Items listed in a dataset
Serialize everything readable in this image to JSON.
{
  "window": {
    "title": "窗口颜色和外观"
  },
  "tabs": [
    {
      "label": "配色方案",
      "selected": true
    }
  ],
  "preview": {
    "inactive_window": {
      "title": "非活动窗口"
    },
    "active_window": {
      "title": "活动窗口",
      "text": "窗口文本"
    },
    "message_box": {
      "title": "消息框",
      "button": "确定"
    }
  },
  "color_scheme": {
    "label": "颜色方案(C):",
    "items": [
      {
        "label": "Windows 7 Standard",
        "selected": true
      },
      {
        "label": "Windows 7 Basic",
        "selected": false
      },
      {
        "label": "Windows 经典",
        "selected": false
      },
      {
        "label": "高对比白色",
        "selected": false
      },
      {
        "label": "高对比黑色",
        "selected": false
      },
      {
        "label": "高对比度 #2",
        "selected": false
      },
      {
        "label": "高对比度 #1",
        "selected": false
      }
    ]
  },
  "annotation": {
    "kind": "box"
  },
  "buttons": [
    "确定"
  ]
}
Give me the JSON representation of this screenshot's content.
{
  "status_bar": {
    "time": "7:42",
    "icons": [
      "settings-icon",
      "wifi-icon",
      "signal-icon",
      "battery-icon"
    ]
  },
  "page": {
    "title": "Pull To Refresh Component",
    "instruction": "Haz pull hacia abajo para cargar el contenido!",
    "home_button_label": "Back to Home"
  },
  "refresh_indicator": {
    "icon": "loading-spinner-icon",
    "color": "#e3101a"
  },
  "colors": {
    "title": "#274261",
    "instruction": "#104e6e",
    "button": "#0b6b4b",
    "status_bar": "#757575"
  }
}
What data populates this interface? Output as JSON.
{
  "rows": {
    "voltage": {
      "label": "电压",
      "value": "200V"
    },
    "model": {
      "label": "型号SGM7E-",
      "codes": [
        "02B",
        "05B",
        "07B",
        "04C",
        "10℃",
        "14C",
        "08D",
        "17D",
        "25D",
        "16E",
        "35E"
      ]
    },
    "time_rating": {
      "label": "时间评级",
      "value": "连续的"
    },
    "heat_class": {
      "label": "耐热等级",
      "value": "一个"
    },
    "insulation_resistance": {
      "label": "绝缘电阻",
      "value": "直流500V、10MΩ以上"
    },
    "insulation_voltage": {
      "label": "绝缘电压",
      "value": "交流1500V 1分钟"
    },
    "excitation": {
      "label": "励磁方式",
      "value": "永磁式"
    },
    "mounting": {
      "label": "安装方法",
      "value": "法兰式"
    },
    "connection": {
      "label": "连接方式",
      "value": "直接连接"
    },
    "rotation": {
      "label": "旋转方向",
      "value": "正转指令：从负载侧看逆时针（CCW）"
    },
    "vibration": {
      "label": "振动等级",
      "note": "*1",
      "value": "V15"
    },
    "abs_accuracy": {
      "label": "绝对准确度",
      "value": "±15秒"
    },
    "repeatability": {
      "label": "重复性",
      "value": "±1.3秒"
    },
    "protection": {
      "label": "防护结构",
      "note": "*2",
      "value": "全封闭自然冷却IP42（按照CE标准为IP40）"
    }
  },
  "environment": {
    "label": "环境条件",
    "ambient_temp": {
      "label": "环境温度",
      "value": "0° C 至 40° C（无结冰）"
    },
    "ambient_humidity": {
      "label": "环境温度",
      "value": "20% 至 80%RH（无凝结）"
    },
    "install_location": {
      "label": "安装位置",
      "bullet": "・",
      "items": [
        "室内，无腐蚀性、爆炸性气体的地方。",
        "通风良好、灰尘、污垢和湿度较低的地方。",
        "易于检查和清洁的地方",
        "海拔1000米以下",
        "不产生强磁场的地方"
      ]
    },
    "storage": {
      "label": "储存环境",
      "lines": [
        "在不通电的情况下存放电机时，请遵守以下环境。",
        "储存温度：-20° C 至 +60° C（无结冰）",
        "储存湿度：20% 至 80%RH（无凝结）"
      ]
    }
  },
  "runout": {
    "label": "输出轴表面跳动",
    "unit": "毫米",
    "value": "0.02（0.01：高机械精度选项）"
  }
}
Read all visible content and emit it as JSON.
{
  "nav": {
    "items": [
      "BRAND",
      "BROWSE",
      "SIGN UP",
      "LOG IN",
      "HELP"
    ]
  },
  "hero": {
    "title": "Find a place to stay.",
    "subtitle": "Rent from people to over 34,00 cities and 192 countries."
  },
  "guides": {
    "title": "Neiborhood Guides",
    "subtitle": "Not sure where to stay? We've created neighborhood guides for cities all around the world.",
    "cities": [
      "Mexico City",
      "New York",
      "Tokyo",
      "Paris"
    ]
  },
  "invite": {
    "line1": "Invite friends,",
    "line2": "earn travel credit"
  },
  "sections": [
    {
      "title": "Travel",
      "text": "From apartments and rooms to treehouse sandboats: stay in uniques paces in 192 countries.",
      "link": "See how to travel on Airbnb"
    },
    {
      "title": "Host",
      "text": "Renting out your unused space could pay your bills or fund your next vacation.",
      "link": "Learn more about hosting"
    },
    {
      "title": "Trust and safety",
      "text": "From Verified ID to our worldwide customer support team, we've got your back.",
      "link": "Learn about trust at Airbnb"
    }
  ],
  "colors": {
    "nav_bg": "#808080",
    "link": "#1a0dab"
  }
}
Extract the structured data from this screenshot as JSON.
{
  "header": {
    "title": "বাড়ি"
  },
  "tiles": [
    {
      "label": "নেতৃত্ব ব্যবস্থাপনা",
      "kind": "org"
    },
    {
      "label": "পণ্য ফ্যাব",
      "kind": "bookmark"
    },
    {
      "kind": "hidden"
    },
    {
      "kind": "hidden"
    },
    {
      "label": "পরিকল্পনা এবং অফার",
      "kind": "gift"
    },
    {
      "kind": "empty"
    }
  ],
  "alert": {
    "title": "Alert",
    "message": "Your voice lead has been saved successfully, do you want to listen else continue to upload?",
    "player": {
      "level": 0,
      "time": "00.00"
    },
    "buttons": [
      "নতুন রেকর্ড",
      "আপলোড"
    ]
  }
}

◆ TASK DIRECTIONS:
Please quote the records above exactly, without skipping a line.

◆ FINISHED ANSWER:
Serialize everything readable in this image to JSON.
{
  "window": {
    "title": "窗口颜色和外观"
  },
  "tabs": [
    {
      "label": "配色方案",
      "selected": true
    }
  ],
  "preview": {
    "inactive_window": {
      "title": "非活动窗口"
    },
    "active_window": {
      "title": "活动窗口",
      "text": "窗口文本"
    },
    "message_box": {
      "title": "消息框",
      "button": "确定"
    }
  },
  "color_scheme": {
    "label": "颜色方案(C):",
    "items": [
      {
        "label": "Windows 7 Standard",
        "selected": true
      },
      {
        "label": "Windows 7 Basic",
        "selected": false
      },
      {
        "label": "Windows 经典",
        "selected": false
      },
      {
        "label": "高对比白色",
        "selected": false
      },
      {
        "label": "高对比黑色",
        "selected": false
      },
      {
        "label": "高对比度 #2",
        "selected": false
      },
      {
        "label": "高对比度 #1",
        "selected": false
      }
    ]
  },
  "annotation": {
    "kind": "box"
  },
  "buttons": [
    "确定"
  ]
}
Give me the JSON representation of this screenshot's content.
{
  "status_bar": {
    "time": "7:42",
    "icons": [
      "settings-icon",
      "wifi-icon",
      "signal-icon",
      "battery-icon"
    ]
  },
  "page": {
    "title": "Pull To Refresh Component",
    "instruction": "Haz pull hacia abajo para cargar el contenido!",
    "home_button_label": "Back to Home"
  },
  "refresh_indicator": {
    "icon": "loading-spinner-icon",
    "color": "#e3101a"
  },
  "colors": {
    "title": "#274261",
    "instruction": "#104e6e",
    "button": "#0b6b4b",
    "status_bar": "#757575"
  }
}
What data populates this interface? Output as JSON.
{
  "rows": {
    "voltage": {
      "label": "电压",
      "value": "200V"
    },
    "model": {
      "label": "型号SGM7E-",
      "codes": [
        "02B",
        "05B",
        "07B",
        "04C",
        "10℃",
        "14C",
        "08D",
        "17D",
        "25D",
        "16E",
        "35E"
      ]
    },
    "time_rating": {
      "label": "时间评级",
      "value": "连续的"
    },
    "heat_class": {
      "label": "耐热等级",
      "value": "一个"
    },
    "insulation_resistance": {
      "label": "绝缘电阻",
      "value": "直流500V、10MΩ以上"
    },
    "insulation_voltage": {
      "label": "绝缘电压",
      "value": "交流1500V 1分钟"
    },
    "excitation": {
      "label": "励磁方式",
      "value": "永磁式"
    },
    "mounting": {
      "label": "安装方法",
      "value": "法兰式"
    },
    "connection": {
      "label": "连接方式",
      "value": "直接连接"
    },
    "rotation": {
      "label": "旋转方向",
      "value": "正转指令：从负载侧看逆时针（CCW）"
    },
    "vibration": {
      "label": "振动等级",
      "note": "*1",
      "value": "V15"
    },
    "abs_accuracy": {
      "label": "绝对准确度",
      "value": "±15秒"
    },
    "repeatability": {
      "label": "重复性",
      "value": "±1.3秒"
    },
    "protection": {
      "label": "防护结构",
      "note": "*2",
      "value": "全封闭自然冷却IP42（按照CE标准为IP40）"
    }
  },
  "environment": {
    "label": "环境条件",
    "ambient_temp": {
      "label": "环境温度",
      "value": "0° C 至 40° C（无结冰）"
    },
    "ambient_humidity": {
      "label": "环境温度",
      "value": "20% 至 80%RH（无凝结）"
    },
    "install_location": {
      "label": "安装位置",
      "bullet": "・",
      "items": [
        "室内，无腐蚀性、爆炸性气体的地方。",
        "通风良好、灰尘、污垢和湿度较低的地方。",
        "易于检查和清洁的地方",
        "海拔1000米以下",
        "不产生强磁场的地方"
      ]
    },
    "storage": {
      "label": "储存环境",
      "lines": [
        "在不通电的情况下存放电机时，请遵守以下环境。",
        "储存温度：-20° C 至 +60° C（无结冰）",
        "储存湿度：20% 至 80%RH（无凝结）"
      ]
    }
  },
  "runout": {
    "label": "输出轴表面跳动",
    "unit": "毫米",
    "value": "0.02（0.01：高机械精度选项）"
  }
}
Read all visible content and emit it as JSON.
{
  "nav": {
    "items": [
      "BRAND",
      "BROWSE",
      "SIGN UP",
      "LOG IN",
      "HELP"
    ]
  },
  "hero": {
    "title": "Find a place to stay.",
    "subtitle": "Rent from people to over 34,00 cities and 192 countries."
  },
  "guides": {
    "title": "Neiborhood Guides",
    "subtitle": "Not sure where to stay? We've created neighborhood guides for cities all around the world.",
    "cities": [
      "Mexico City",
      "New York",
      "Tokyo",
      "Paris"
    ]
  },
  "invite": {
    "line1": "Invite friends,",
    "line2": "earn travel credit"
  },
  "sections": [
    {
      "title": "Travel",
      "text": "From apartments and rooms to treehouse sandboats: stay in uniques paces in 192 countries.",
      "link": "See how to travel on Airbnb"
    },
    {
      "title": "Host",
      "text": "Renting out your unused space could pay your bills or fund your next vacation.",
      "link": "Learn more about hosting"
    },
    {
      "title": "Trust and safety",
      "text": "From Verified ID to our worldwide customer support team, we've got your back.",
      "link": "Learn about trust at Airbnb"
    }
  ],
  "colors": {
    "nav_bg": "#808080",
    "link": "#1a0dab"
  }
}
Extract the structured data from this screenshot as JSON.
{
  "header": {
    "title": "বাড়ি"
  },
  "tiles": [
    {
      "label": "নেতৃত্ব ব্যবস্থাপনা",
      "kind": "org"
    },
    {
      "label": "পণ্য ফ্যাব",
      "kind": "bookmark"
    },
    {
      "kind": "hidden"
    },
    {
      "kind": "hidden"
    },
    {
      "label": "পরিকল্পনা এবং অফার",
      "kind": "gift"
    },
    {
      "kind": "empty"
    }
  ],
  "alert": {
    "title": "Alert",
    "message": "Your voice lead has been saved successfully, do you want to listen else continue to upload?",
    "player": {
      "level": 0,
      "time": "00.00"
    },
    "buttons": [
      "নতুন রেকর্ড",
      "আপলোড"
    ]
  }
}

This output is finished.